MATERIAL FOR THE TASK
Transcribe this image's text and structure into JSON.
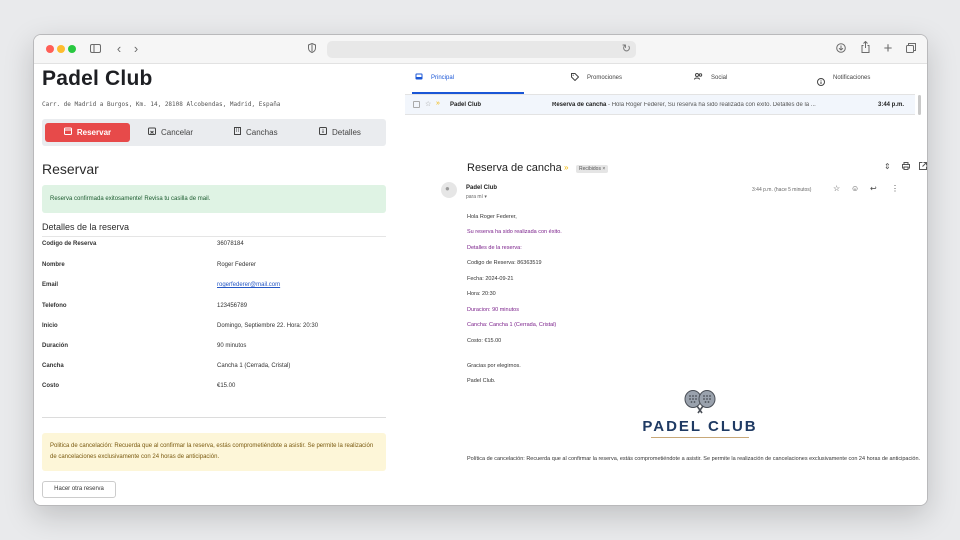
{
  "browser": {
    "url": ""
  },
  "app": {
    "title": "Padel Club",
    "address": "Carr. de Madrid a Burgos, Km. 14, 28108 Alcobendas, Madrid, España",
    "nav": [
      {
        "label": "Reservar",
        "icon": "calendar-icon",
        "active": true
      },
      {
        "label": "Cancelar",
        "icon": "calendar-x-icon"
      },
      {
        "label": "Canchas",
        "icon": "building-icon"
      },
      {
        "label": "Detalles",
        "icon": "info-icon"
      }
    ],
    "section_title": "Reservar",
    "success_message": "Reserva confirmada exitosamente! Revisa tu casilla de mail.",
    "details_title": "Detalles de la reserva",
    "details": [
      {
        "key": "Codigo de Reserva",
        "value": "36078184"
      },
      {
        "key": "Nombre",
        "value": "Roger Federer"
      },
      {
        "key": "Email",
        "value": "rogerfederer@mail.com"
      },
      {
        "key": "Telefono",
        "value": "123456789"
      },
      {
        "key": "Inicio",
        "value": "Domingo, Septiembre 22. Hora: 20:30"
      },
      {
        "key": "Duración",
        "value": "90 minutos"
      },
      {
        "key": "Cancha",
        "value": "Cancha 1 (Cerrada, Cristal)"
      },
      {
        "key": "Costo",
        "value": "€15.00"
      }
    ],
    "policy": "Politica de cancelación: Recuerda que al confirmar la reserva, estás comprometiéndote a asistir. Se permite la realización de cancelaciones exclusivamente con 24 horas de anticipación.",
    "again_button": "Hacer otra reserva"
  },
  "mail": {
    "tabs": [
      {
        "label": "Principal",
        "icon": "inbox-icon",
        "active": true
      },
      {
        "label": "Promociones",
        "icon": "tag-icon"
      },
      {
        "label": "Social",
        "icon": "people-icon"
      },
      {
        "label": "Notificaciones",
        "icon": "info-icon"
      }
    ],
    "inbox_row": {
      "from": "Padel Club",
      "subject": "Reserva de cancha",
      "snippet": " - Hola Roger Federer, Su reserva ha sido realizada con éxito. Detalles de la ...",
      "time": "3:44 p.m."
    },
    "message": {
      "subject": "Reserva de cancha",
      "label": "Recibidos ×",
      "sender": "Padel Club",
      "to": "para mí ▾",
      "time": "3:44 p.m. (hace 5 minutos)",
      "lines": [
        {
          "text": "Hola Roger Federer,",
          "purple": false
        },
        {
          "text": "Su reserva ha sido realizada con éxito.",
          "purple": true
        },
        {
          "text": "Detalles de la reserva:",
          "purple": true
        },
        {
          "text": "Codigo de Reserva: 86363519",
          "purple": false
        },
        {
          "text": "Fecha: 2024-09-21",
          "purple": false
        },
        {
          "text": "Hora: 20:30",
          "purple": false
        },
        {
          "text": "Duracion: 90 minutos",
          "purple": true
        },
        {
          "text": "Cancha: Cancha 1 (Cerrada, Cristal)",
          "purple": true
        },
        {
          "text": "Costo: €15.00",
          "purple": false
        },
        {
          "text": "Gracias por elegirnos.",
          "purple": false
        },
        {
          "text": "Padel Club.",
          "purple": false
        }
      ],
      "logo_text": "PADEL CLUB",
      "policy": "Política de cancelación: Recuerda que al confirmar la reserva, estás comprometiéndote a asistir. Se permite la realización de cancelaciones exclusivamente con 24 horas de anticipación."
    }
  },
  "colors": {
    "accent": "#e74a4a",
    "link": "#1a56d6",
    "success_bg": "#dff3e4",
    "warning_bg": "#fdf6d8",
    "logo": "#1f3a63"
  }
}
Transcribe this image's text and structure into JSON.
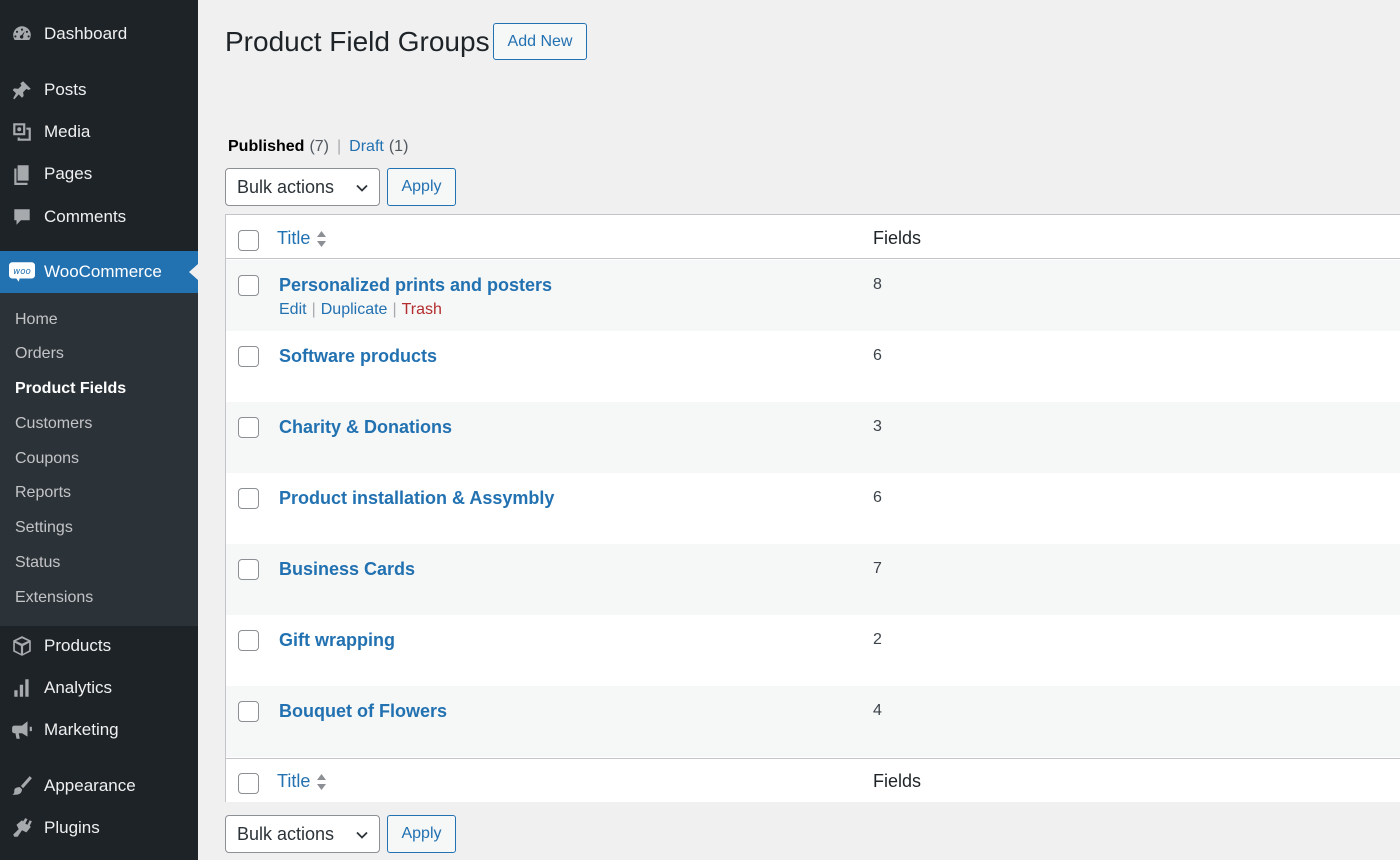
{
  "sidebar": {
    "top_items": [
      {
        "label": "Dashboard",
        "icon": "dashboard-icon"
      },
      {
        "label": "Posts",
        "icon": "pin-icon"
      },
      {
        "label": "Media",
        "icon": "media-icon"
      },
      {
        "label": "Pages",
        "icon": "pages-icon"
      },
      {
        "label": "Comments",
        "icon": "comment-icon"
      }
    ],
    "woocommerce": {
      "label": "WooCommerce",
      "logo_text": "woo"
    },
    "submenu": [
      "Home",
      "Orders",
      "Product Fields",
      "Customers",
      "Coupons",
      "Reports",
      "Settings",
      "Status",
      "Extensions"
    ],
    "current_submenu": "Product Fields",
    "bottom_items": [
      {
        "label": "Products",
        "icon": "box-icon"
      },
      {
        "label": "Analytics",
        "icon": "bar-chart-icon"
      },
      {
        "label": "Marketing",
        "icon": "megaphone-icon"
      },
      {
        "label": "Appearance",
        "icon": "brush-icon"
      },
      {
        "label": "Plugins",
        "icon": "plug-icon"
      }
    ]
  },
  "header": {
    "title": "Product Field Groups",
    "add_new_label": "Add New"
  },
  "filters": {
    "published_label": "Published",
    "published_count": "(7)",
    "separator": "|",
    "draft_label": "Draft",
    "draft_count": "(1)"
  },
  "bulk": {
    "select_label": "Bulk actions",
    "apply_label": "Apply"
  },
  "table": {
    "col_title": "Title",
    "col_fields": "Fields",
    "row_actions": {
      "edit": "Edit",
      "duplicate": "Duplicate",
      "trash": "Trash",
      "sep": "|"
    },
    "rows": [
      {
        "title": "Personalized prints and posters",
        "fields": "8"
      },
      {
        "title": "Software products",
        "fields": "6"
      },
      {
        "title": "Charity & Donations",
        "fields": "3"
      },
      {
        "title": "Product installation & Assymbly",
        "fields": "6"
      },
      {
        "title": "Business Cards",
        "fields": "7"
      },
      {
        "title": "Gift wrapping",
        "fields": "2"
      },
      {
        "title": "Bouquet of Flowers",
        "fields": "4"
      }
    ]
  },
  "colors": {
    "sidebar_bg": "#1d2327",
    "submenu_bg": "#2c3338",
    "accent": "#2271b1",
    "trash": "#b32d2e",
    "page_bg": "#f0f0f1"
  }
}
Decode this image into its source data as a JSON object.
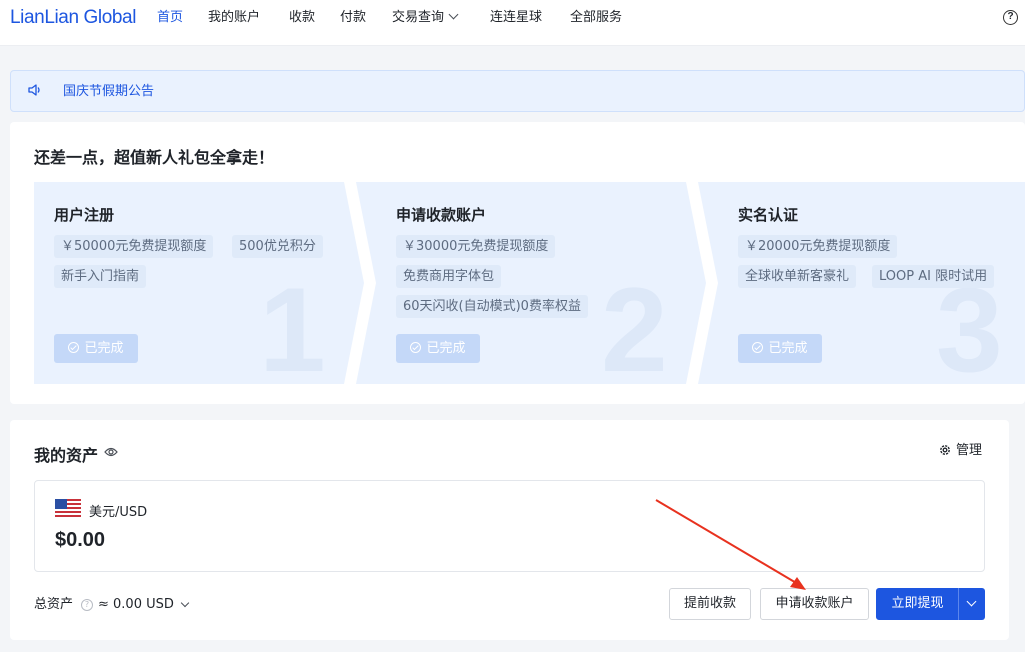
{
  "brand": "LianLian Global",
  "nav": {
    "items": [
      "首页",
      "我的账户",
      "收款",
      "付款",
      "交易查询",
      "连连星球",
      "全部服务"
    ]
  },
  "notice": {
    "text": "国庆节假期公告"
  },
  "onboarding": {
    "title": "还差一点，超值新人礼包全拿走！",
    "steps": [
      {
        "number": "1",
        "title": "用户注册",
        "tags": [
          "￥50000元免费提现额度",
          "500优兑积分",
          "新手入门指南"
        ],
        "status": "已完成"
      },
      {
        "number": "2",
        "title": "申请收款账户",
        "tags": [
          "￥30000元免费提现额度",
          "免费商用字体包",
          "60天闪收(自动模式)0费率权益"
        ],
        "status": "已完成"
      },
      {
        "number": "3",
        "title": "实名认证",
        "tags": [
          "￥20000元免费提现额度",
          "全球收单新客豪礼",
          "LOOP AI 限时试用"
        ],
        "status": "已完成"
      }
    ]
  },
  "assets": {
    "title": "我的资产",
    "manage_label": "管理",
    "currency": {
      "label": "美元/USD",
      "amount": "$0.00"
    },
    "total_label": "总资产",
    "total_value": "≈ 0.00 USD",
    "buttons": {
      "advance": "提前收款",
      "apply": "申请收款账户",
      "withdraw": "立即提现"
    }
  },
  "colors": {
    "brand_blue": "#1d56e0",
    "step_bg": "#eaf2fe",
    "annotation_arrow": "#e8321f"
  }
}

WHAT NEEDS TO BE DONE
From the entries above, output every line exactly and omit any image.

RESULT OF THE TASK
Transcribe this image's text and structure into JSON.
{
  "browser": {
    "url": ""
  },
  "app": {
    "title": "Padel Club",
    "address": "Carr. de Madrid a Burgos, Km. 14, 28108 Alcobendas, Madrid, España",
    "nav": [
      {
        "label": "Reservar",
        "icon": "calendar-icon",
        "active": true
      },
      {
        "label": "Cancelar",
        "icon": "calendar-x-icon"
      },
      {
        "label": "Canchas",
        "icon": "building-icon"
      },
      {
        "label": "Detalles",
        "icon": "info-icon"
      }
    ],
    "section_title": "Reservar",
    "success_message": "Reserva confirmada exitosamente! Revisa tu casilla de mail.",
    "details_title": "Detalles de la reserva",
    "details": [
      {
        "key": "Codigo de Reserva",
        "value": "36078184"
      },
      {
        "key": "Nombre",
        "value": "Roger Federer"
      },
      {
        "key": "Email",
        "value": "rogerfederer@mail.com"
      },
      {
        "key": "Telefono",
        "value": "123456789"
      },
      {
        "key": "Inicio",
        "value": "Domingo, Septiembre 22. Hora: 20:30"
      },
      {
        "key": "Duración",
        "value": "90 minutos"
      },
      {
        "key": "Cancha",
        "value": "Cancha 1 (Cerrada, Cristal)"
      },
      {
        "key": "Costo",
        "value": "€15.00"
      }
    ],
    "policy": "Politica de cancelación: Recuerda que al confirmar la reserva, estás comprometiéndote a asistir. Se permite la realización de cancelaciones exclusivamente con 24 horas de anticipación.",
    "again_button": "Hacer otra reserva"
  },
  "mail": {
    "tabs": [
      {
        "label": "Principal",
        "icon": "inbox-icon",
        "active": true
      },
      {
        "label": "Promociones",
        "icon": "tag-icon"
      },
      {
        "label": "Social",
        "icon": "people-icon"
      },
      {
        "label": "Notificaciones",
        "icon": "info-icon"
      }
    ],
    "inbox_row": {
      "from": "Padel Club",
      "subject": "Reserva de cancha",
      "snippet": " - Hola Roger Federer, Su reserva ha sido realizada con éxito. Detalles de la ...",
      "time": "3:44 p.m."
    },
    "message": {
      "subject": "Reserva de cancha",
      "label": "Recibidos ×",
      "sender": "Padel Club",
      "to": "para mí ▾",
      "time": "3:44 p.m. (hace 5 minutos)",
      "lines": [
        {
          "text": "Hola Roger Federer,",
          "purple": false
        },
        {
          "text": "Su reserva ha sido realizada con éxito.",
          "purple": true
        },
        {
          "text": "Detalles de la reserva:",
          "purple": true
        },
        {
          "text": "Codigo de Reserva: 86363519",
          "purple": false
        },
        {
          "text": "Fecha: 2024-09-21",
          "purple": false
        },
        {
          "text": "Hora: 20:30",
          "purple": false
        },
        {
          "text": "Duracion: 90 minutos",
          "purple": true
        },
        {
          "text": "Cancha: Cancha 1 (Cerrada, Cristal)",
          "purple": true
        },
        {
          "text": "Costo: €15.00",
          "purple": false
        },
        {
          "text": "Gracias por elegirnos.",
          "purple": false
        },
        {
          "text": "Padel Club.",
          "purple": false
        }
      ],
      "logo_text": "PADEL CLUB",
      "policy": "Política de cancelación: Recuerda que al confirmar la reserva, estás comprometiéndote a asistir. Se permite la realización de cancelaciones exclusivamente con 24 horas de anticipación."
    }
  },
  "colors": {
    "accent": "#e74a4a",
    "link": "#1a56d6",
    "success_bg": "#dff3e4",
    "warning_bg": "#fdf6d8",
    "logo": "#1f3a63"
  }
}
Transcribe this image's text and structure into JSON.
{
  "sidebar": {
    "top_items": [
      {
        "label": "Dashboard",
        "icon": "dashboard-icon"
      },
      {
        "label": "Posts",
        "icon": "pin-icon"
      },
      {
        "label": "Media",
        "icon": "media-icon"
      },
      {
        "label": "Pages",
        "icon": "pages-icon"
      },
      {
        "label": "Comments",
        "icon": "comment-icon"
      }
    ],
    "woocommerce": {
      "label": "WooCommerce",
      "logo_text": "woo"
    },
    "submenu": [
      "Home",
      "Orders",
      "Product Fields",
      "Customers",
      "Coupons",
      "Reports",
      "Settings",
      "Status",
      "Extensions"
    ],
    "current_submenu": "Product Fields",
    "bottom_items": [
      {
        "label": "Products",
        "icon": "box-icon"
      },
      {
        "label": "Analytics",
        "icon": "bar-chart-icon"
      },
      {
        "label": "Marketing",
        "icon": "megaphone-icon"
      },
      {
        "label": "Appearance",
        "icon": "brush-icon"
      },
      {
        "label": "Plugins",
        "icon": "plug-icon"
      }
    ]
  },
  "header": {
    "title": "Product Field Groups",
    "add_new_label": "Add New"
  },
  "filters": {
    "published_label": "Published",
    "published_count": "(7)",
    "separator": "|",
    "draft_label": "Draft",
    "draft_count": "(1)"
  },
  "bulk": {
    "select_label": "Bulk actions",
    "apply_label": "Apply"
  },
  "table": {
    "col_title": "Title",
    "col_fields": "Fields",
    "row_actions": {
      "edit": "Edit",
      "duplicate": "Duplicate",
      "trash": "Trash",
      "sep": "|"
    },
    "rows": [
      {
        "title": "Personalized prints and posters",
        "fields": "8"
      },
      {
        "title": "Software products",
        "fields": "6"
      },
      {
        "title": "Charity & Donations",
        "fields": "3"
      },
      {
        "title": "Product installation & Assymbly",
        "fields": "6"
      },
      {
        "title": "Business Cards",
        "fields": "7"
      },
      {
        "title": "Gift wrapping",
        "fields": "2"
      },
      {
        "title": "Bouquet of Flowers",
        "fields": "4"
      }
    ]
  },
  "colors": {
    "sidebar_bg": "#1d2327",
    "submenu_bg": "#2c3338",
    "accent": "#2271b1",
    "trash": "#b32d2e",
    "page_bg": "#f0f0f1"
  }
}
Decode this image into its source data as a JSON object.
{
  "brand": "LianLian Global",
  "nav": {
    "items": [
      "首页",
      "我的账户",
      "收款",
      "付款",
      "交易查询",
      "连连星球",
      "全部服务"
    ]
  },
  "notice": {
    "text": "国庆节假期公告"
  },
  "onboarding": {
    "title": "还差一点，超值新人礼包全拿走！",
    "steps": [
      {
        "number": "1",
        "title": "用户注册",
        "tags": [
          "￥50000元免费提现额度",
          "500优兑积分",
          "新手入门指南"
        ],
        "status": "已完成"
      },
      {
        "number": "2",
        "title": "申请收款账户",
        "tags": [
          "￥30000元免费提现额度",
          "免费商用字体包",
          "60天闪收(自动模式)0费率权益"
        ],
        "status": "已完成"
      },
      {
        "number": "3",
        "title": "实名认证",
        "tags": [
          "￥20000元免费提现额度",
          "全球收单新客豪礼",
          "LOOP AI 限时试用"
        ],
        "status": "已完成"
      }
    ]
  },
  "assets": {
    "title": "我的资产",
    "manage_label": "管理",
    "currency": {
      "label": "美元/USD",
      "amount": "$0.00"
    },
    "total_label": "总资产",
    "total_value": "≈ 0.00 USD",
    "buttons": {
      "advance": "提前收款",
      "apply": "申请收款账户",
      "withdraw": "立即提现"
    }
  },
  "colors": {
    "brand_blue": "#1d56e0",
    "step_bg": "#eaf2fe",
    "annotation_arrow": "#e8321f"
  }
}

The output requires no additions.